++++ WORKING DATA ++++
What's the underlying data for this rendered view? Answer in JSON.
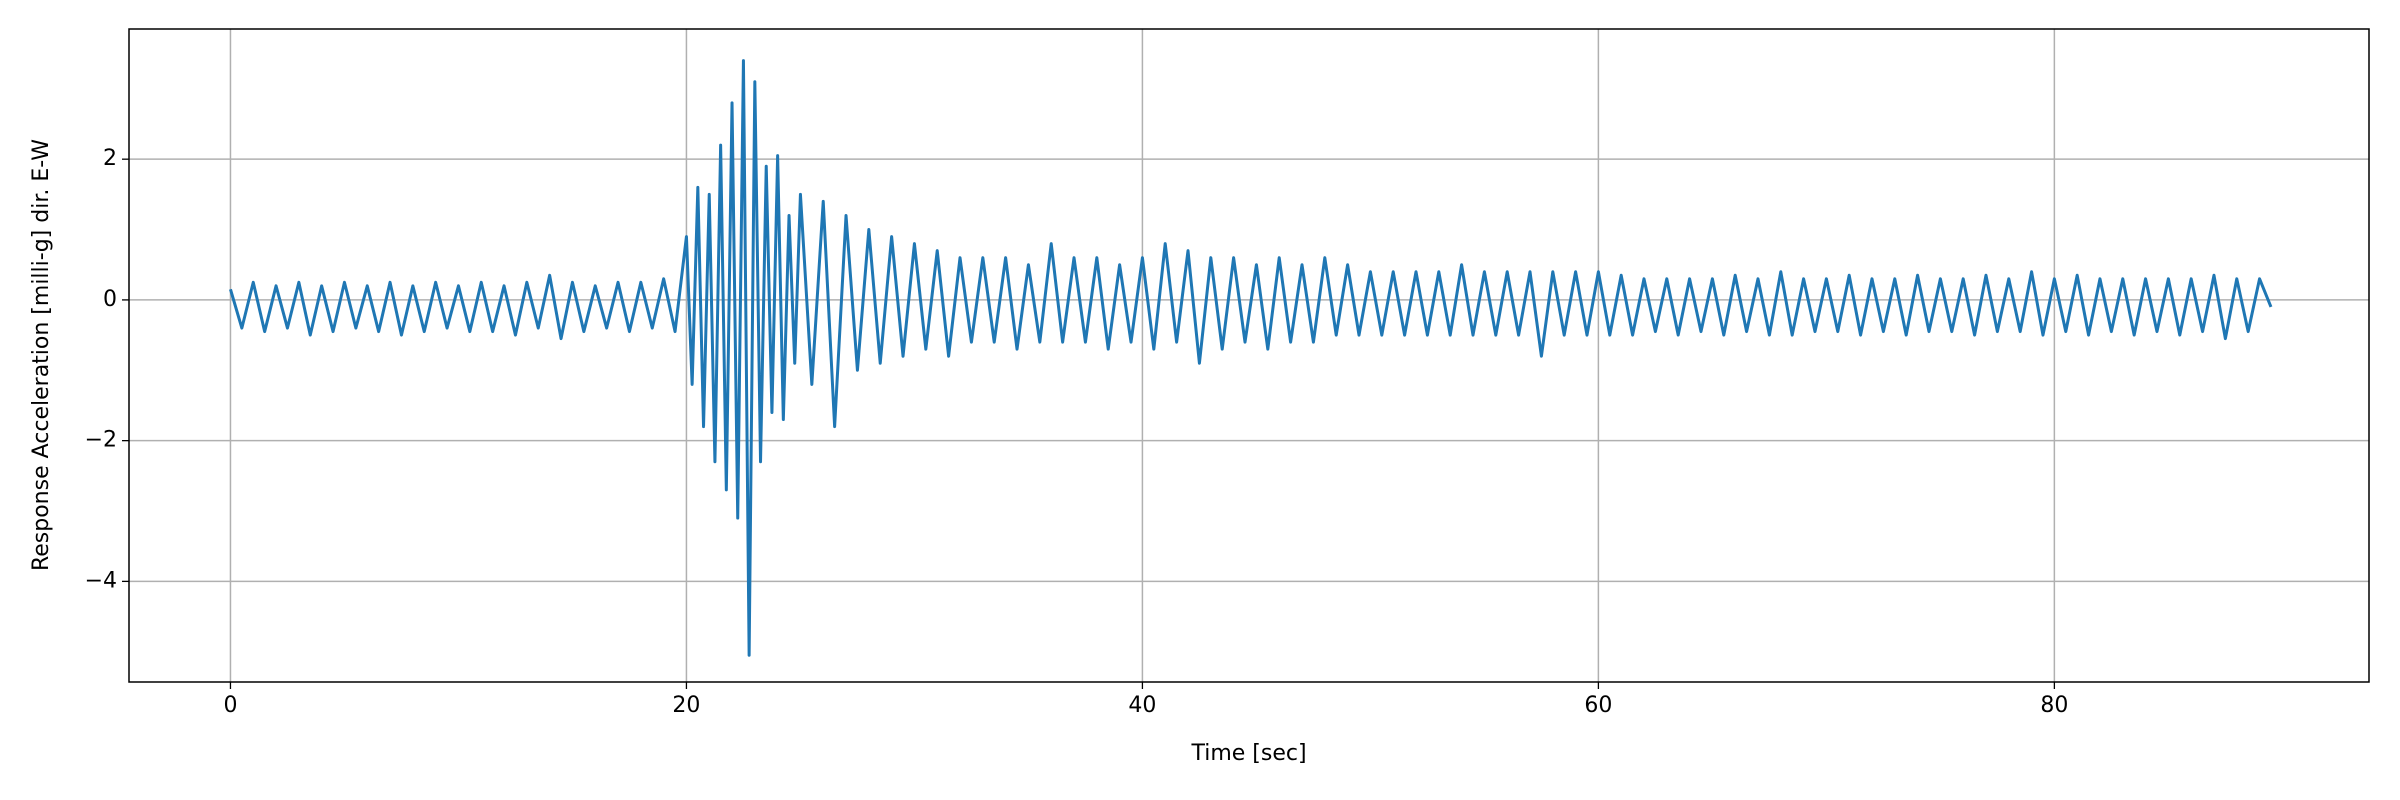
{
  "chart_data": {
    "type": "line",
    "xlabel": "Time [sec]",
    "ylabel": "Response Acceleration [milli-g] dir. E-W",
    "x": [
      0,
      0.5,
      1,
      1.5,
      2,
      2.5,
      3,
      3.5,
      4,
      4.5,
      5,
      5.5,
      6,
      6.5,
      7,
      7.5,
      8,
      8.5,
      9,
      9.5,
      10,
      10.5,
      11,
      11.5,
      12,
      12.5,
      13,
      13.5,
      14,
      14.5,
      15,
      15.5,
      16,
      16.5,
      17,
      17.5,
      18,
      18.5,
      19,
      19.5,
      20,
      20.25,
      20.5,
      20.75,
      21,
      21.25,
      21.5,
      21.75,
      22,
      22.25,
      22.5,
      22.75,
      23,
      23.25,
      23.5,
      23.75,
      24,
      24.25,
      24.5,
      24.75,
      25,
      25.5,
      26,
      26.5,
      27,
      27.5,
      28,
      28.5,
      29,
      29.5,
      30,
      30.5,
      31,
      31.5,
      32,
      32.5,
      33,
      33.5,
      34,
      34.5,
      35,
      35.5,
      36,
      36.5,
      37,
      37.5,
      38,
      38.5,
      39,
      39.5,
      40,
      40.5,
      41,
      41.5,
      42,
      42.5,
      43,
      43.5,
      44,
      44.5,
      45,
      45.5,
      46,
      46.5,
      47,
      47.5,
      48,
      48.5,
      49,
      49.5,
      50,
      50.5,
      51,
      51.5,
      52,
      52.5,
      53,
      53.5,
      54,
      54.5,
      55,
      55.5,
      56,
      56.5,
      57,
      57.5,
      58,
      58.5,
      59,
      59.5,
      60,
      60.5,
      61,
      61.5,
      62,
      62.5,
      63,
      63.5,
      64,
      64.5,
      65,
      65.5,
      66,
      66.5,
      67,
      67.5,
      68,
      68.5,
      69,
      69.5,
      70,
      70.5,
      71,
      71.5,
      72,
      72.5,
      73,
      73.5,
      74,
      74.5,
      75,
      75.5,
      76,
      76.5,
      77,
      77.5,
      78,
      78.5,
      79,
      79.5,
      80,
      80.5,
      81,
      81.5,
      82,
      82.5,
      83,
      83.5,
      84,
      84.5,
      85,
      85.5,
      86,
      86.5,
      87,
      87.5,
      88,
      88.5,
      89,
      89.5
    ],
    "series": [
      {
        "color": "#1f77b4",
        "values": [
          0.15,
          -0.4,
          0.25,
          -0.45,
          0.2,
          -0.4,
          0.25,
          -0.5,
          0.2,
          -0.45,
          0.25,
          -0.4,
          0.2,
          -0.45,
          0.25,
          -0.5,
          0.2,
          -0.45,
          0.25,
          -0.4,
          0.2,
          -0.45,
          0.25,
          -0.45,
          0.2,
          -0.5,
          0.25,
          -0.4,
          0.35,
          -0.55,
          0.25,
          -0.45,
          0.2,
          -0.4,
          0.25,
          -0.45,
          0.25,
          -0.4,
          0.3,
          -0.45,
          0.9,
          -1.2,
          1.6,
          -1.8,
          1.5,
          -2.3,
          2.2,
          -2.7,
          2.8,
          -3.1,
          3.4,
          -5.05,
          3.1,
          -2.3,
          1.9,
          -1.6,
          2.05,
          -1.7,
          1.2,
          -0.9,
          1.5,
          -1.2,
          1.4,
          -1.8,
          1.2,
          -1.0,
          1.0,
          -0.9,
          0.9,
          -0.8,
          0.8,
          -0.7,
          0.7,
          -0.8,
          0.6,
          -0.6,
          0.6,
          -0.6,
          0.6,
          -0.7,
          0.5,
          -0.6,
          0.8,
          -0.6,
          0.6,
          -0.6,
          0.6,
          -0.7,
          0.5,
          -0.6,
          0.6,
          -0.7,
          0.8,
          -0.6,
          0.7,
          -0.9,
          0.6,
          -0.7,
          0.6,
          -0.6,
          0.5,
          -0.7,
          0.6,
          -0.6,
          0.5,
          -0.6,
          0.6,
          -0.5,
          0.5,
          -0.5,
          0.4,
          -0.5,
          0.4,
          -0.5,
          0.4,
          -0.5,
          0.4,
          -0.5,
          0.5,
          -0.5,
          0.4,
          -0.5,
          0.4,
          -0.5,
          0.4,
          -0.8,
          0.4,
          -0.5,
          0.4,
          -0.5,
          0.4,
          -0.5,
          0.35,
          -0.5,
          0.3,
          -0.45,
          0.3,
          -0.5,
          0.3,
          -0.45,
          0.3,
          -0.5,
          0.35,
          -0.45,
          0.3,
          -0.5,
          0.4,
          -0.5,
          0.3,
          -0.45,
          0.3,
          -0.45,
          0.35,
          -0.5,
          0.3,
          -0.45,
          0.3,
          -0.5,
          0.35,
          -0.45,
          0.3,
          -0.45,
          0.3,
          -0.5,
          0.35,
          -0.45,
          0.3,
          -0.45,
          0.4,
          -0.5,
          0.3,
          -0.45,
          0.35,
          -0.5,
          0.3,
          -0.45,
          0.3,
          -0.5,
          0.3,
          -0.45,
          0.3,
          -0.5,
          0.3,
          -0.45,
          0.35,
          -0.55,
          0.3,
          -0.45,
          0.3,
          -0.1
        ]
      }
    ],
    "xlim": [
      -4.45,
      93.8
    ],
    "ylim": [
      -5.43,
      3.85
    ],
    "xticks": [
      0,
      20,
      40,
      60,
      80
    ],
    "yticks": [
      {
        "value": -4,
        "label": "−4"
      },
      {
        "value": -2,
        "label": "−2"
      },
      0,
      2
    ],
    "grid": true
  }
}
++++
**TASK INSTRUCTIONS**
Leave images out of the retyped records; keep all else exact.

**EXERCISE OUTPUT**
What's the underlying data for this rendered view? Answer in JSON.
{
  "chart_data": {
    "type": "line",
    "xlabel": "Time [sec]",
    "ylabel": "Response Acceleration [milli-g] dir. E-W",
    "x": [
      0,
      0.5,
      1,
      1.5,
      2,
      2.5,
      3,
      3.5,
      4,
      4.5,
      5,
      5.5,
      6,
      6.5,
      7,
      7.5,
      8,
      8.5,
      9,
      9.5,
      10,
      10.5,
      11,
      11.5,
      12,
      12.5,
      13,
      13.5,
      14,
      14.5,
      15,
      15.5,
      16,
      16.5,
      17,
      17.5,
      18,
      18.5,
      19,
      19.5,
      20,
      20.25,
      20.5,
      20.75,
      21,
      21.25,
      21.5,
      21.75,
      22,
      22.25,
      22.5,
      22.75,
      23,
      23.25,
      23.5,
      23.75,
      24,
      24.25,
      24.5,
      24.75,
      25,
      25.5,
      26,
      26.5,
      27,
      27.5,
      28,
      28.5,
      29,
      29.5,
      30,
      30.5,
      31,
      31.5,
      32,
      32.5,
      33,
      33.5,
      34,
      34.5,
      35,
      35.5,
      36,
      36.5,
      37,
      37.5,
      38,
      38.5,
      39,
      39.5,
      40,
      40.5,
      41,
      41.5,
      42,
      42.5,
      43,
      43.5,
      44,
      44.5,
      45,
      45.5,
      46,
      46.5,
      47,
      47.5,
      48,
      48.5,
      49,
      49.5,
      50,
      50.5,
      51,
      51.5,
      52,
      52.5,
      53,
      53.5,
      54,
      54.5,
      55,
      55.5,
      56,
      56.5,
      57,
      57.5,
      58,
      58.5,
      59,
      59.5,
      60,
      60.5,
      61,
      61.5,
      62,
      62.5,
      63,
      63.5,
      64,
      64.5,
      65,
      65.5,
      66,
      66.5,
      67,
      67.5,
      68,
      68.5,
      69,
      69.5,
      70,
      70.5,
      71,
      71.5,
      72,
      72.5,
      73,
      73.5,
      74,
      74.5,
      75,
      75.5,
      76,
      76.5,
      77,
      77.5,
      78,
      78.5,
      79,
      79.5,
      80,
      80.5,
      81,
      81.5,
      82,
      82.5,
      83,
      83.5,
      84,
      84.5,
      85,
      85.5,
      86,
      86.5,
      87,
      87.5,
      88,
      88.5,
      89,
      89.5
    ],
    "series": [
      {
        "color": "#1f77b4",
        "values": [
          0.15,
          -0.4,
          0.25,
          -0.45,
          0.2,
          -0.4,
          0.25,
          -0.5,
          0.2,
          -0.45,
          0.25,
          -0.4,
          0.2,
          -0.45,
          0.25,
          -0.5,
          0.2,
          -0.45,
          0.25,
          -0.4,
          0.2,
          -0.45,
          0.25,
          -0.45,
          0.2,
          -0.5,
          0.25,
          -0.4,
          0.35,
          -0.55,
          0.25,
          -0.45,
          0.2,
          -0.4,
          0.25,
          -0.45,
          0.25,
          -0.4,
          0.3,
          -0.45,
          0.9,
          -1.2,
          1.6,
          -1.8,
          1.5,
          -2.3,
          2.2,
          -2.7,
          2.8,
          -3.1,
          3.4,
          -5.05,
          3.1,
          -2.3,
          1.9,
          -1.6,
          2.05,
          -1.7,
          1.2,
          -0.9,
          1.5,
          -1.2,
          1.4,
          -1.8,
          1.2,
          -1.0,
          1.0,
          -0.9,
          0.9,
          -0.8,
          0.8,
          -0.7,
          0.7,
          -0.8,
          0.6,
          -0.6,
          0.6,
          -0.6,
          0.6,
          -0.7,
          0.5,
          -0.6,
          0.8,
          -0.6,
          0.6,
          -0.6,
          0.6,
          -0.7,
          0.5,
          -0.6,
          0.6,
          -0.7,
          0.8,
          -0.6,
          0.7,
          -0.9,
          0.6,
          -0.7,
          0.6,
          -0.6,
          0.5,
          -0.7,
          0.6,
          -0.6,
          0.5,
          -0.6,
          0.6,
          -0.5,
          0.5,
          -0.5,
          0.4,
          -0.5,
          0.4,
          -0.5,
          0.4,
          -0.5,
          0.4,
          -0.5,
          0.5,
          -0.5,
          0.4,
          -0.5,
          0.4,
          -0.5,
          0.4,
          -0.8,
          0.4,
          -0.5,
          0.4,
          -0.5,
          0.4,
          -0.5,
          0.35,
          -0.5,
          0.3,
          -0.45,
          0.3,
          -0.5,
          0.3,
          -0.45,
          0.3,
          -0.5,
          0.35,
          -0.45,
          0.3,
          -0.5,
          0.4,
          -0.5,
          0.3,
          -0.45,
          0.3,
          -0.45,
          0.35,
          -0.5,
          0.3,
          -0.45,
          0.3,
          -0.5,
          0.35,
          -0.45,
          0.3,
          -0.45,
          0.3,
          -0.5,
          0.35,
          -0.45,
          0.3,
          -0.45,
          0.4,
          -0.5,
          0.3,
          -0.45,
          0.35,
          -0.5,
          0.3,
          -0.45,
          0.3,
          -0.5,
          0.3,
          -0.45,
          0.3,
          -0.5,
          0.3,
          -0.45,
          0.35,
          -0.55,
          0.3,
          -0.45,
          0.3,
          -0.1
        ]
      }
    ],
    "xlim": [
      -4.45,
      93.8
    ],
    "ylim": [
      -5.43,
      3.85
    ],
    "xticks": [
      0,
      20,
      40,
      60,
      80
    ],
    "yticks": [
      {
        "value": -4,
        "label": "−4"
      },
      {
        "value": -2,
        "label": "−2"
      },
      0,
      2
    ],
    "grid": true
  }
}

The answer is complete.